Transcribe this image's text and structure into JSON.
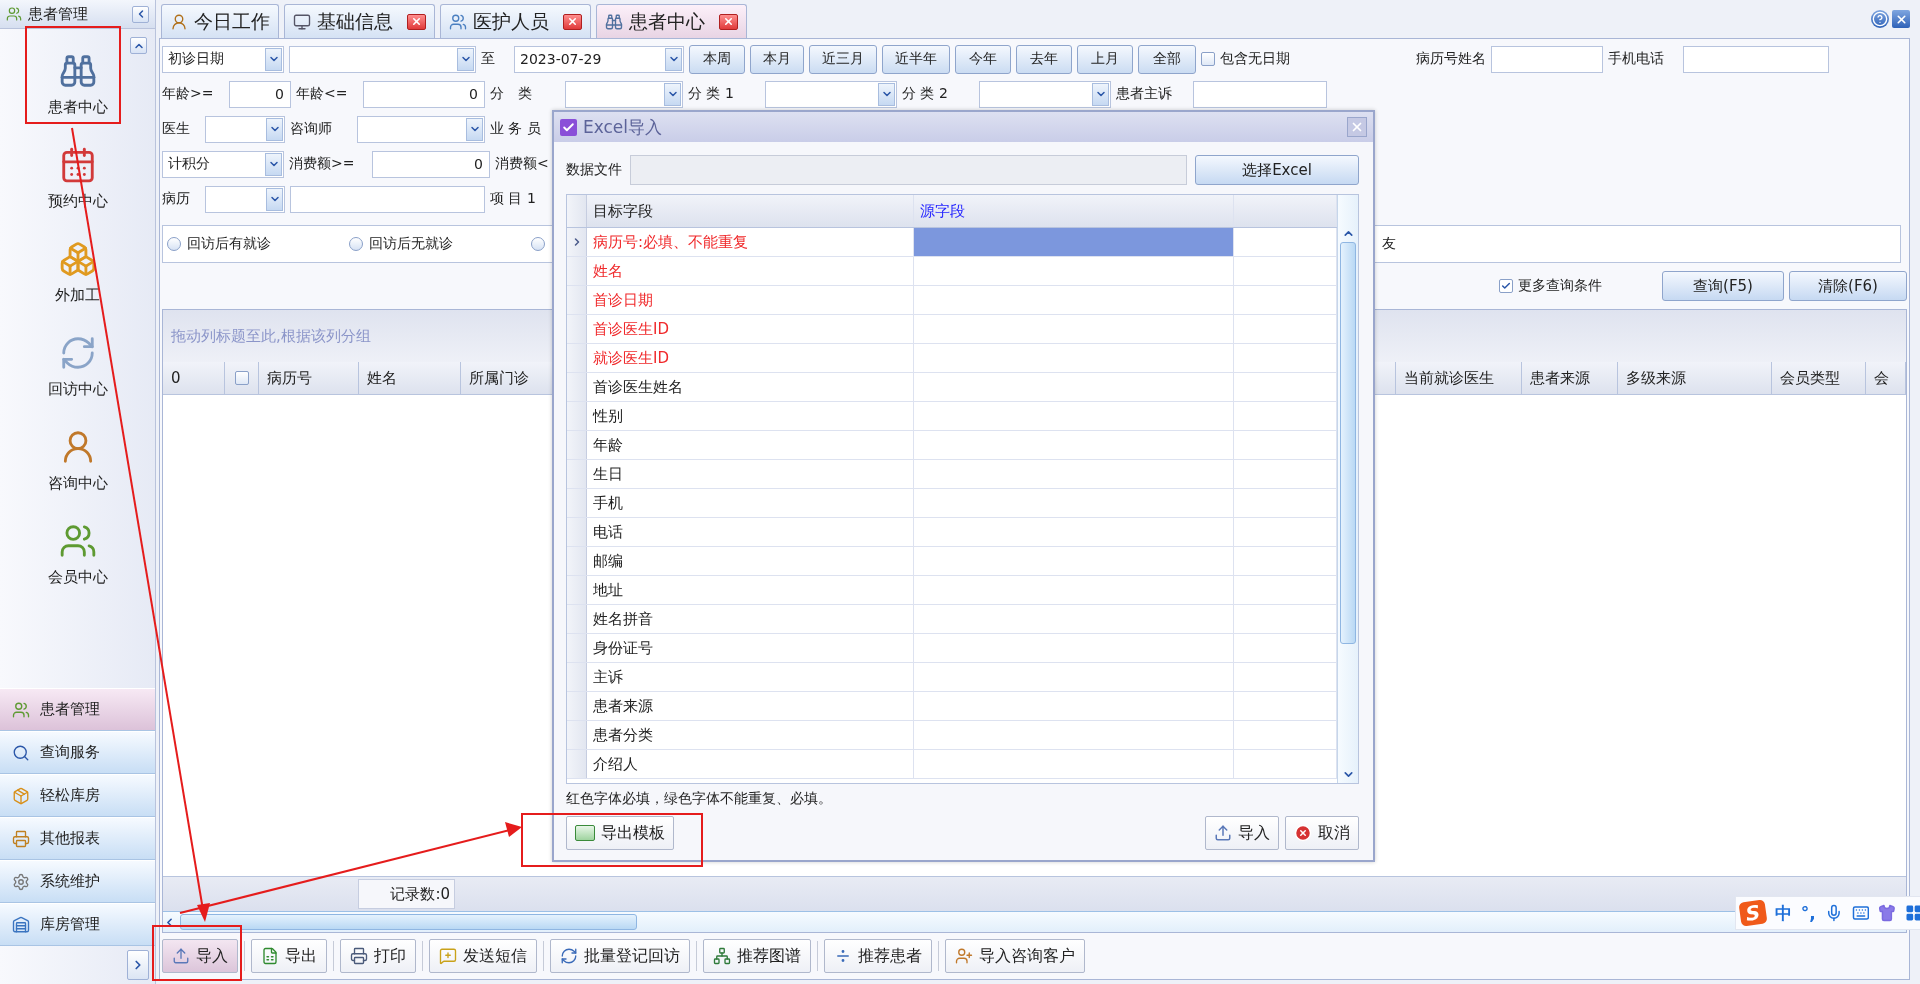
{
  "sidebar": {
    "title": "患者管理",
    "items": [
      {
        "label": "患者中心"
      },
      {
        "label": "预约中心"
      },
      {
        "label": "外加工"
      },
      {
        "label": "回访中心"
      },
      {
        "label": "咨询中心"
      },
      {
        "label": "会员中心"
      }
    ],
    "nav": [
      {
        "label": "患者管理",
        "selected": true
      },
      {
        "label": "查询服务",
        "selected": false
      },
      {
        "label": "轻松库房",
        "selected": false
      },
      {
        "label": "其他报表",
        "selected": false
      },
      {
        "label": "系统维护",
        "selected": false
      },
      {
        "label": "库房管理",
        "selected": false
      }
    ]
  },
  "tabs": [
    {
      "label": "今日工作",
      "selected": false,
      "closable": false
    },
    {
      "label": "基础信息",
      "selected": false,
      "closable": true
    },
    {
      "label": "医护人员",
      "selected": false,
      "closable": true
    },
    {
      "label": "患者中心",
      "selected": true,
      "closable": true
    }
  ],
  "filters": [
    [
      {
        "kind": "select",
        "value": "初诊日期"
      },
      {
        "kind": "select"
      },
      {
        "kind": "label",
        "text": "至"
      },
      {
        "kind": "select",
        "value": "2023-07-29"
      },
      {
        "kind": "button",
        "text": "本周"
      },
      {
        "kind": "button",
        "text": "本月"
      },
      {
        "kind": "button",
        "text": "近三月"
      },
      {
        "kind": "button",
        "text": "近半年"
      },
      {
        "kind": "button",
        "text": "今年"
      },
      {
        "kind": "button",
        "text": "去年"
      },
      {
        "kind": "button",
        "text": "上月"
      },
      {
        "kind": "button",
        "text": "全部"
      },
      {
        "kind": "checkbox",
        "text": "包含无日期",
        "checked": false
      },
      {
        "kind": "label",
        "text": "病历号姓名"
      },
      {
        "kind": "input"
      },
      {
        "kind": "label",
        "text": "手机电话"
      },
      {
        "kind": "input"
      }
    ],
    [
      {
        "kind": "label",
        "text": "年龄>="
      },
      {
        "kind": "number",
        "value": "0"
      },
      {
        "kind": "label",
        "text": "年龄<="
      },
      {
        "kind": "number",
        "value": "0"
      },
      {
        "kind": "label",
        "text": "分　类"
      },
      {
        "kind": "select"
      },
      {
        "kind": "label",
        "text": "分 类 1"
      },
      {
        "kind": "select"
      },
      {
        "kind": "label",
        "text": "分 类 2"
      },
      {
        "kind": "select"
      },
      {
        "kind": "label",
        "text": "患者主诉"
      },
      {
        "kind": "input"
      }
    ],
    [
      {
        "kind": "label",
        "text": "医生"
      },
      {
        "kind": "select"
      },
      {
        "kind": "label",
        "text": "咨询师"
      },
      {
        "kind": "select"
      },
      {
        "kind": "label",
        "text": "业 务 员"
      }
    ],
    [
      {
        "kind": "select",
        "value": "计积分"
      },
      {
        "kind": "label",
        "text": "消费额>="
      },
      {
        "kind": "number",
        "value": "0"
      },
      {
        "kind": "label",
        "text": "消费额<"
      }
    ],
    [
      {
        "kind": "label",
        "text": "病历"
      },
      {
        "kind": "select"
      },
      {
        "kind": "input"
      },
      {
        "kind": "label",
        "text": "项 目 1"
      }
    ]
  ],
  "radios": [
    {
      "label": "回访后有就诊",
      "selected": false
    },
    {
      "label": "回访后无就诊",
      "selected": false
    },
    {
      "selected": false
    }
  ],
  "radio_tail": "友",
  "more_conditions": {
    "label": "更多查询条件",
    "checked": true
  },
  "search_buttons": [
    "查询(F5)",
    "清除(F6)"
  ],
  "grid": {
    "group_hint": "拖动列标题至此,根据该列分组",
    "columns": [
      {
        "label": "0"
      },
      {
        "kind": "checkbox",
        "checked": false
      },
      {
        "label": "病历号"
      },
      {
        "label": "姓名"
      },
      {
        "label": "所属门诊"
      },
      {
        "label": "当前就诊医生"
      },
      {
        "label": "患者来源"
      },
      {
        "label": "多级来源"
      },
      {
        "label": "会员类型"
      },
      {
        "label": "会"
      }
    ],
    "record_count": "记录数:0"
  },
  "toolbar": [
    {
      "label": "导入",
      "selected": true
    },
    {
      "label": "导出",
      "selected": false
    },
    {
      "label": "打印",
      "selected": false
    },
    {
      "label": "发送短信",
      "selected": false
    },
    {
      "label": "批量登记回访",
      "selected": false
    },
    {
      "label": "推荐图谱",
      "selected": false
    },
    {
      "label": "推荐患者",
      "selected": false
    },
    {
      "label": "导入咨询客户",
      "selected": false
    }
  ],
  "dialog": {
    "title": "Excel导入",
    "file_label": "数据文件",
    "choose_button": "选择Excel",
    "columns": [
      "目标字段",
      "源字段"
    ],
    "rows": [
      {
        "field": "病历号:必填、不能重复",
        "required": true,
        "selected": true
      },
      {
        "field": "姓名",
        "required": true,
        "selected": false
      },
      {
        "field": "首诊日期",
        "required": true,
        "selected": false
      },
      {
        "field": "首诊医生ID",
        "required": true,
        "selected": false
      },
      {
        "field": "就诊医生ID",
        "required": true,
        "selected": false
      },
      {
        "field": "首诊医生姓名",
        "required": false,
        "selected": false
      },
      {
        "field": "性别",
        "required": false,
        "selected": false
      },
      {
        "field": "年龄",
        "required": false,
        "selected": false
      },
      {
        "field": "生日",
        "required": false,
        "selected": false
      },
      {
        "field": "手机",
        "required": false,
        "selected": false
      },
      {
        "field": "电话",
        "required": false,
        "selected": false
      },
      {
        "field": "邮编",
        "required": false,
        "selected": false
      },
      {
        "field": "地址",
        "required": false,
        "selected": false
      },
      {
        "field": "姓名拼音",
        "required": false,
        "selected": false
      },
      {
        "field": "身份证号",
        "required": false,
        "selected": false
      },
      {
        "field": "主诉",
        "required": false,
        "selected": false
      },
      {
        "field": "患者来源",
        "required": false,
        "selected": false
      },
      {
        "field": "患者分类",
        "required": false,
        "selected": false
      },
      {
        "field": "介绍人",
        "required": false,
        "selected": false
      }
    ],
    "note": "红色字体必填，绿色字体不能重复、必填。",
    "export_button": "导出模板",
    "import_button": "导入",
    "cancel_button": "取消"
  },
  "ime": {
    "logo": "S",
    "lang": "中",
    "punct": "°,"
  }
}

Task to carry out:
Make a verbatim copy of all the entries and strip out the pictures.

Full answer:
Transcribe this image's text and structure into JSON.
{
  "sidebar": {
    "title": "患者管理",
    "items": [
      {
        "label": "患者中心"
      },
      {
        "label": "预约中心"
      },
      {
        "label": "外加工"
      },
      {
        "label": "回访中心"
      },
      {
        "label": "咨询中心"
      },
      {
        "label": "会员中心"
      }
    ],
    "nav": [
      {
        "label": "患者管理",
        "selected": true
      },
      {
        "label": "查询服务",
        "selected": false
      },
      {
        "label": "轻松库房",
        "selected": false
      },
      {
        "label": "其他报表",
        "selected": false
      },
      {
        "label": "系统维护",
        "selected": false
      },
      {
        "label": "库房管理",
        "selected": false
      }
    ]
  },
  "tabs": [
    {
      "label": "今日工作",
      "selected": false,
      "closable": false
    },
    {
      "label": "基础信息",
      "selected": false,
      "closable": true
    },
    {
      "label": "医护人员",
      "selected": false,
      "closable": true
    },
    {
      "label": "患者中心",
      "selected": true,
      "closable": true
    }
  ],
  "filters": [
    [
      {
        "kind": "select",
        "value": "初诊日期"
      },
      {
        "kind": "select"
      },
      {
        "kind": "label",
        "text": "至"
      },
      {
        "kind": "select",
        "value": "2023-07-29"
      },
      {
        "kind": "button",
        "text": "本周"
      },
      {
        "kind": "button",
        "text": "本月"
      },
      {
        "kind": "button",
        "text": "近三月"
      },
      {
        "kind": "button",
        "text": "近半年"
      },
      {
        "kind": "button",
        "text": "今年"
      },
      {
        "kind": "button",
        "text": "去年"
      },
      {
        "kind": "button",
        "text": "上月"
      },
      {
        "kind": "button",
        "text": "全部"
      },
      {
        "kind": "checkbox",
        "text": "包含无日期",
        "checked": false
      },
      {
        "kind": "label",
        "text": "病历号姓名"
      },
      {
        "kind": "input"
      },
      {
        "kind": "label",
        "text": "手机电话"
      },
      {
        "kind": "input"
      }
    ],
    [
      {
        "kind": "label",
        "text": "年龄>="
      },
      {
        "kind": "number",
        "value": "0"
      },
      {
        "kind": "label",
        "text": "年龄<="
      },
      {
        "kind": "number",
        "value": "0"
      },
      {
        "kind": "label",
        "text": "分　类"
      },
      {
        "kind": "select"
      },
      {
        "kind": "label",
        "text": "分 类 1"
      },
      {
        "kind": "select"
      },
      {
        "kind": "label",
        "text": "分 类 2"
      },
      {
        "kind": "select"
      },
      {
        "kind": "label",
        "text": "患者主诉"
      },
      {
        "kind": "input"
      }
    ],
    [
      {
        "kind": "label",
        "text": "医生"
      },
      {
        "kind": "select"
      },
      {
        "kind": "label",
        "text": "咨询师"
      },
      {
        "kind": "select"
      },
      {
        "kind": "label",
        "text": "业 务 员"
      }
    ],
    [
      {
        "kind": "select",
        "value": "计积分"
      },
      {
        "kind": "label",
        "text": "消费额>="
      },
      {
        "kind": "number",
        "value": "0"
      },
      {
        "kind": "label",
        "text": "消费额<"
      }
    ],
    [
      {
        "kind": "label",
        "text": "病历"
      },
      {
        "kind": "select"
      },
      {
        "kind": "input"
      },
      {
        "kind": "label",
        "text": "项 目 1"
      }
    ]
  ],
  "radios": [
    {
      "label": "回访后有就诊",
      "selected": false
    },
    {
      "label": "回访后无就诊",
      "selected": false
    },
    {
      "selected": false
    }
  ],
  "radio_tail": "友",
  "more_conditions": {
    "label": "更多查询条件",
    "checked": true
  },
  "search_buttons": [
    "查询(F5)",
    "清除(F6)"
  ],
  "grid": {
    "group_hint": "拖动列标题至此,根据该列分组",
    "columns": [
      {
        "label": "0"
      },
      {
        "kind": "checkbox",
        "checked": false
      },
      {
        "label": "病历号"
      },
      {
        "label": "姓名"
      },
      {
        "label": "所属门诊"
      },
      {
        "label": "当前就诊医生"
      },
      {
        "label": "患者来源"
      },
      {
        "label": "多级来源"
      },
      {
        "label": "会员类型"
      },
      {
        "label": "会"
      }
    ],
    "record_count": "记录数:0"
  },
  "toolbar": [
    {
      "label": "导入",
      "selected": true
    },
    {
      "label": "导出",
      "selected": false
    },
    {
      "label": "打印",
      "selected": false
    },
    {
      "label": "发送短信",
      "selected": false
    },
    {
      "label": "批量登记回访",
      "selected": false
    },
    {
      "label": "推荐图谱",
      "selected": false
    },
    {
      "label": "推荐患者",
      "selected": false
    },
    {
      "label": "导入咨询客户",
      "selected": false
    }
  ],
  "dialog": {
    "title": "Excel导入",
    "file_label": "数据文件",
    "choose_button": "选择Excel",
    "columns": [
      "目标字段",
      "源字段"
    ],
    "rows": [
      {
        "field": "病历号:必填、不能重复",
        "required": true,
        "selected": true
      },
      {
        "field": "姓名",
        "required": true,
        "selected": false
      },
      {
        "field": "首诊日期",
        "required": true,
        "selected": false
      },
      {
        "field": "首诊医生ID",
        "required": true,
        "selected": false
      },
      {
        "field": "就诊医生ID",
        "required": true,
        "selected": false
      },
      {
        "field": "首诊医生姓名",
        "required": false,
        "selected": false
      },
      {
        "field": "性别",
        "required": false,
        "selected": false
      },
      {
        "field": "年龄",
        "required": false,
        "selected": false
      },
      {
        "field": "生日",
        "required": false,
        "selected": false
      },
      {
        "field": "手机",
        "required": false,
        "selected": false
      },
      {
        "field": "电话",
        "required": false,
        "selected": false
      },
      {
        "field": "邮编",
        "required": false,
        "selected": false
      },
      {
        "field": "地址",
        "required": false,
        "selected": false
      },
      {
        "field": "姓名拼音",
        "required": false,
        "selected": false
      },
      {
        "field": "身份证号",
        "required": false,
        "selected": false
      },
      {
        "field": "主诉",
        "required": false,
        "selected": false
      },
      {
        "field": "患者来源",
        "required": false,
        "selected": false
      },
      {
        "field": "患者分类",
        "required": false,
        "selected": false
      },
      {
        "field": "介绍人",
        "required": false,
        "selected": false
      }
    ],
    "note": "红色字体必填，绿色字体不能重复、必填。",
    "export_button": "导出模板",
    "import_button": "导入",
    "cancel_button": "取消"
  },
  "ime": {
    "logo": "S",
    "lang": "中",
    "punct": "°,"
  }
}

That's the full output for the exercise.